— STATED GOAL —
Quote every line as written. Omit pictures.
════════════════
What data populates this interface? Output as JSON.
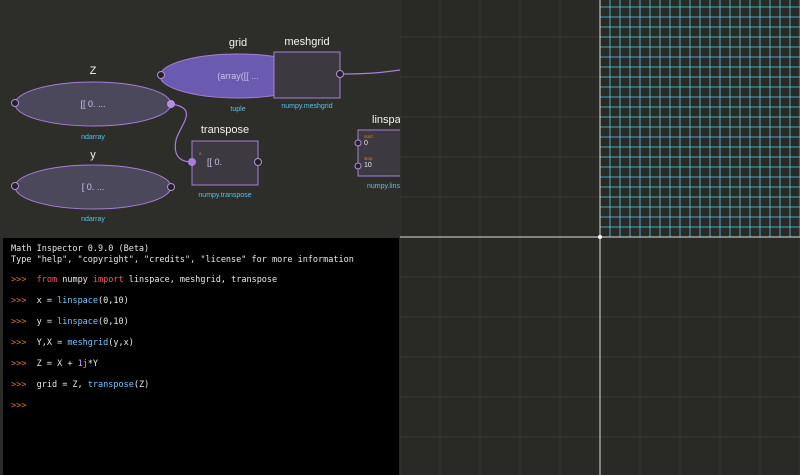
{
  "graph": {
    "nodes": [
      {
        "title": "Z",
        "value": "[[ 0.        ...",
        "type": "ndarray"
      },
      {
        "title": "y",
        "value": "[ 0.        ...",
        "type": "ndarray"
      },
      {
        "title": "grid",
        "value": "(array([[ ...",
        "type": "tuple"
      },
      {
        "title": "transpose",
        "value": "[[ 0.",
        "type": "numpy.transpose"
      },
      {
        "title": "meshgrid",
        "type": "numpy.meshgrid"
      },
      {
        "title": "linspa",
        "type": "numpy.lins",
        "param_start_label": "start",
        "param_start_value": "0",
        "param_stop_label": "stop",
        "param_stop_value": "10"
      }
    ],
    "colors": {
      "edge": "#a97ed9",
      "node_fill": "#4f4a6e",
      "grid_node_fill": "#6a5bb0",
      "port": "#b48ee0"
    }
  },
  "console": {
    "banner1": "Math Inspector 0.9.0 (Beta)",
    "banner2": "Type \"help\", \"copyright\", \"credits\", \"license\" for more information",
    "prompt": ">>>",
    "lines": [
      {
        "kw": "from",
        "a": " numpy ",
        "kw2": "import",
        "b": " linspace, meshgrid, transpose"
      },
      {
        "a": "x = ",
        "fn": "linspace",
        "b": "(0,10)"
      },
      {
        "a": "y = ",
        "fn": "linspace",
        "b": "(0,10)"
      },
      {
        "a": "Y,X = ",
        "fn": "meshgrid",
        "b": "(y,x)"
      },
      {
        "a": "Z = X + ",
        "num": "1j",
        "b": "*Y"
      },
      {
        "a": "grid = Z, ",
        "fn": "transpose",
        "b": "(Z)"
      }
    ]
  },
  "plot": {
    "grid_cells": 20,
    "colors": {
      "background": "#292926",
      "minor_grid": "#38382f",
      "axis": "#dcdcdc",
      "mesh": "#4fd0e6"
    }
  }
}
════════════════
— TASK SOLUTION —
What data populates this interface? Output as JSON.
{
  "graph": {
    "nodes": [
      {
        "title": "Z",
        "value": "[[ 0.        ...",
        "type": "ndarray"
      },
      {
        "title": "y",
        "value": "[ 0.        ...",
        "type": "ndarray"
      },
      {
        "title": "grid",
        "value": "(array([[ ...",
        "type": "tuple"
      },
      {
        "title": "transpose",
        "value": "[[ 0.",
        "type": "numpy.transpose"
      },
      {
        "title": "meshgrid",
        "type": "numpy.meshgrid"
      },
      {
        "title": "linspa",
        "type": "numpy.lins",
        "param_start_label": "start",
        "param_start_value": "0",
        "param_stop_label": "stop",
        "param_stop_value": "10"
      }
    ],
    "colors": {
      "edge": "#a97ed9",
      "node_fill": "#4f4a6e",
      "grid_node_fill": "#6a5bb0",
      "port": "#b48ee0"
    }
  },
  "console": {
    "banner1": "Math Inspector 0.9.0 (Beta)",
    "banner2": "Type \"help\", \"copyright\", \"credits\", \"license\" for more information",
    "prompt": ">>>",
    "lines": [
      {
        "kw": "from",
        "a": " numpy ",
        "kw2": "import",
        "b": " linspace, meshgrid, transpose"
      },
      {
        "a": "x = ",
        "fn": "linspace",
        "b": "(0,10)"
      },
      {
        "a": "y = ",
        "fn": "linspace",
        "b": "(0,10)"
      },
      {
        "a": "Y,X = ",
        "fn": "meshgrid",
        "b": "(y,x)"
      },
      {
        "a": "Z = X + ",
        "num": "1j",
        "b": "*Y"
      },
      {
        "a": "grid = Z, ",
        "fn": "transpose",
        "b": "(Z)"
      }
    ]
  },
  "plot": {
    "grid_cells": 20,
    "colors": {
      "background": "#292926",
      "minor_grid": "#38382f",
      "axis": "#dcdcdc",
      "mesh": "#4fd0e6"
    }
  }
}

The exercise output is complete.